Direction – Write out each line from the data below that includes the word "bound".

Record extracts –
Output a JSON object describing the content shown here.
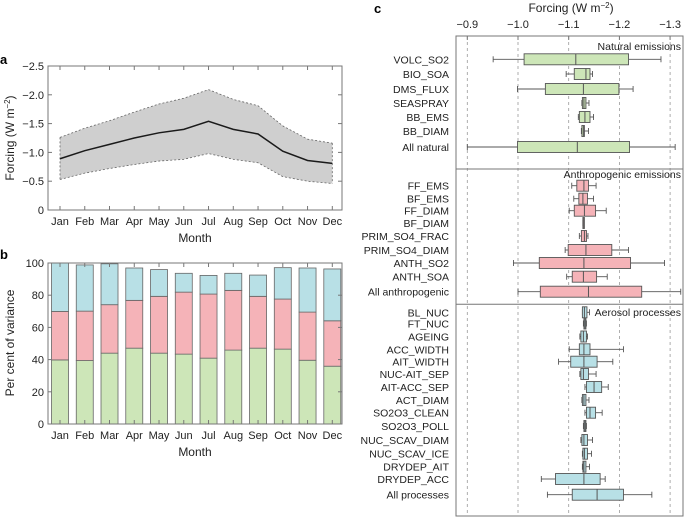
{
  "chart_data": [
    {
      "panel": "a",
      "type": "line",
      "panel_letter": "a",
      "xlabel": "Month",
      "ylabel": "Forcing (W m",
      "ylabel_sup": "−2",
      "ylabel_close": ")",
      "ylim": [
        0,
        -2.5
      ],
      "yticks": [
        0,
        -0.5,
        -1.0,
        -1.5,
        -2.0,
        -2.5
      ],
      "ytick_labels": [
        "0",
        "−0.5",
        "−1.0",
        "−1.5",
        "−2.0",
        "−2.5"
      ],
      "categories": [
        "Jan",
        "Feb",
        "Mar",
        "Apr",
        "May",
        "Jun",
        "Jul",
        "Aug",
        "Sep",
        "Oct",
        "Nov",
        "Dec"
      ],
      "series": [
        {
          "name": "mean",
          "values": [
            -0.89,
            -1.03,
            -1.14,
            -1.25,
            -1.34,
            -1.4,
            -1.54,
            -1.4,
            -1.32,
            -1.02,
            -0.86,
            -0.81
          ]
        },
        {
          "name": "upper bound",
          "values": [
            -1.26,
            -1.42,
            -1.55,
            -1.7,
            -1.84,
            -1.94,
            -2.09,
            -1.92,
            -1.81,
            -1.46,
            -1.23,
            -1.16
          ]
        },
        {
          "name": "lower bound",
          "values": [
            -0.53,
            -0.64,
            -0.72,
            -0.79,
            -0.85,
            -0.88,
            -0.98,
            -0.88,
            -0.82,
            -0.58,
            -0.5,
            -0.46
          ]
        }
      ],
      "grid": false,
      "colors": {
        "band": "#cfcfcf",
        "line": "#1a1a1a",
        "bound": "#666666"
      }
    },
    {
      "panel": "b",
      "type": "bar",
      "stacked": true,
      "panel_letter": "b",
      "xlabel": "Month",
      "ylabel": "Per cent of variance",
      "ylim": [
        0,
        100
      ],
      "yticks": [
        0,
        20,
        40,
        60,
        80,
        100
      ],
      "ytick_labels": [
        "0",
        "20",
        "40",
        "60",
        "80",
        "100"
      ],
      "categories": [
        "Jan",
        "Feb",
        "Mar",
        "Apr",
        "May",
        "Jun",
        "Jul",
        "Aug",
        "Sep",
        "Oct",
        "Nov",
        "Dec"
      ],
      "series": [
        {
          "name": "Natural emissions",
          "color": "#cde6b8",
          "values": [
            39.8,
            39.4,
            44.0,
            47.1,
            44.0,
            43.4,
            40.9,
            45.9,
            47.1,
            46.5,
            39.6,
            35.9
          ]
        },
        {
          "name": "Anthropogenic emissions",
          "color": "#f5b3b8",
          "values": [
            30.1,
            30.7,
            30.1,
            29.7,
            35.3,
            38.5,
            39.8,
            37.1,
            32.2,
            31.1,
            29.9,
            28.2
          ]
        },
        {
          "name": "Aerosol processes",
          "color": "#b8e0e6",
          "values": [
            30.1,
            28.7,
            25.4,
            20.1,
            16.6,
            11.7,
            11.6,
            10.6,
            13.2,
            19.5,
            27.4,
            32.2
          ]
        }
      ],
      "grid": false
    },
    {
      "panel": "c",
      "type": "boxplot",
      "panel_letter": "c",
      "title": "Forcing (W m",
      "title_sup": "−2",
      "title_close": ")",
      "xlim": [
        -0.87,
        -1.325
      ],
      "xticks": [
        -0.9,
        -1.0,
        -1.1,
        -1.2,
        -1.3
      ],
      "xtick_labels": [
        "−0.9",
        "−1.0",
        "−1.1",
        "−1.2",
        "−1.3"
      ],
      "grid": "vertical dashed",
      "groups": [
        {
          "name": "Natural emissions",
          "color": "#cde6b8",
          "items": [
            {
              "label": "VOLC_SO2",
              "wl": -0.951,
              "q1": -1.012,
              "med": -1.114,
              "q3": -1.218,
              "wh": -1.282
            },
            {
              "label": "BIO_SOA",
              "wl": -1.095,
              "q1": -1.111,
              "med": -1.134,
              "q3": -1.142,
              "wh": -1.147
            },
            {
              "label": "DMS_FLUX",
              "wl": -0.999,
              "q1": -1.054,
              "med": -1.129,
              "q3": -1.199,
              "wh": -1.227
            },
            {
              "label": "SEASPRAY",
              "wl": -1.126,
              "q1": -1.127,
              "med": -1.13,
              "q3": -1.134,
              "wh": -1.14
            },
            {
              "label": "BB_EMS",
              "wl": -1.119,
              "q1": -1.121,
              "med": -1.132,
              "q3": -1.142,
              "wh": -1.149
            },
            {
              "label": "BB_DIAM",
              "wl": -1.125,
              "q1": -1.126,
              "med": -1.129,
              "q3": -1.131,
              "wh": -1.139
            },
            {
              "label": "All natural",
              "wl": -0.9,
              "q1": -0.999,
              "med": -1.117,
              "q3": -1.22,
              "wh": -1.31
            }
          ]
        },
        {
          "name": "Anthropogenic emissions",
          "color": "#f5b3b8",
          "items": [
            {
              "label": "FF_EMS",
              "wl": -1.106,
              "q1": -1.116,
              "med": -1.13,
              "q3": -1.139,
              "wh": -1.154
            },
            {
              "label": "BF_EMS",
              "wl": -1.11,
              "q1": -1.12,
              "med": -1.128,
              "q3": -1.137,
              "wh": -1.149
            },
            {
              "label": "FF_DIAM",
              "wl": -1.101,
              "q1": -1.111,
              "med": -1.131,
              "q3": -1.153,
              "wh": -1.174
            },
            {
              "label": "BF_DIAM",
              "wl": -1.128,
              "q1": -1.128,
              "med": -1.129,
              "q3": -1.13,
              "wh": -1.13
            },
            {
              "label": "PRIM_SO4_FRAC",
              "wl": -1.121,
              "q1": -1.125,
              "med": -1.131,
              "q3": -1.135,
              "wh": -1.138
            },
            {
              "label": "PRIM_SO4_DIAM",
              "wl": -1.093,
              "q1": -1.099,
              "med": -1.134,
              "q3": -1.185,
              "wh": -1.218
            },
            {
              "label": "ANTH_SO2",
              "wl": -0.991,
              "q1": -1.042,
              "med": -1.13,
              "q3": -1.222,
              "wh": -1.289
            },
            {
              "label": "ANTH_SOA",
              "wl": -1.096,
              "q1": -1.107,
              "med": -1.129,
              "q3": -1.155,
              "wh": -1.176
            },
            {
              "label": "All anthropogenic",
              "wl": -1.0,
              "q1": -1.044,
              "med": -1.139,
              "q3": -1.244,
              "wh": -1.321
            }
          ]
        },
        {
          "name": "Aerosol processes",
          "color": "#b8e0e6",
          "items": [
            {
              "label": "BL_NUC",
              "wl": -1.127,
              "q1": -1.127,
              "med": -1.131,
              "q3": -1.136,
              "wh": -1.141
            },
            {
              "label": "FT_NUC",
              "wl": -1.129,
              "q1": -1.13,
              "med": -1.132,
              "q3": -1.134,
              "wh": -1.135
            },
            {
              "label": "AGEING",
              "wl": -1.122,
              "q1": -1.124,
              "med": -1.129,
              "q3": -1.135,
              "wh": -1.137
            },
            {
              "label": "ACC_WIDTH",
              "wl": -1.101,
              "q1": -1.121,
              "med": -1.13,
              "q3": -1.142,
              "wh": -1.208
            },
            {
              "label": "AIT_WIDTH",
              "wl": -1.08,
              "q1": -1.104,
              "med": -1.13,
              "q3": -1.156,
              "wh": -1.187
            },
            {
              "label": "NUC-AIT_SEP",
              "wl": -1.122,
              "q1": -1.124,
              "med": -1.129,
              "q3": -1.139,
              "wh": -1.154
            },
            {
              "label": "AIT-ACC_SEP",
              "wl": -1.132,
              "q1": -1.135,
              "med": -1.15,
              "q3": -1.165,
              "wh": -1.178
            },
            {
              "label": "ACT_DIAM",
              "wl": -1.126,
              "q1": -1.127,
              "med": -1.13,
              "q3": -1.134,
              "wh": -1.14
            },
            {
              "label": "SO2O3_CLEAN",
              "wl": -1.132,
              "q1": -1.135,
              "med": -1.142,
              "q3": -1.153,
              "wh": -1.166
            },
            {
              "label": "SO2O3_POLL",
              "wl": -1.129,
              "q1": -1.13,
              "med": -1.132,
              "q3": -1.134,
              "wh": -1.135
            },
            {
              "label": "NUC_SCAV_DIAM",
              "wl": -1.124,
              "q1": -1.126,
              "med": -1.13,
              "q3": -1.137,
              "wh": -1.147
            },
            {
              "label": "NUC_SCAV_ICE",
              "wl": -1.127,
              "q1": -1.128,
              "med": -1.131,
              "q3": -1.137,
              "wh": -1.145
            },
            {
              "label": "DRYDEP_AIT",
              "wl": -1.127,
              "q1": -1.128,
              "med": -1.13,
              "q3": -1.134,
              "wh": -1.141
            },
            {
              "label": "DRYDEP_ACC",
              "wl": -1.046,
              "q1": -1.074,
              "med": -1.13,
              "q3": -1.162,
              "wh": -1.172
            },
            {
              "label": "All processes",
              "wl": -1.058,
              "q1": -1.107,
              "med": -1.156,
              "q3": -1.208,
              "wh": -1.264
            }
          ]
        }
      ]
    }
  ]
}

Exercise response –
          "name": "upper bound",
          "name": "lower bound",
        "bound": "#666666"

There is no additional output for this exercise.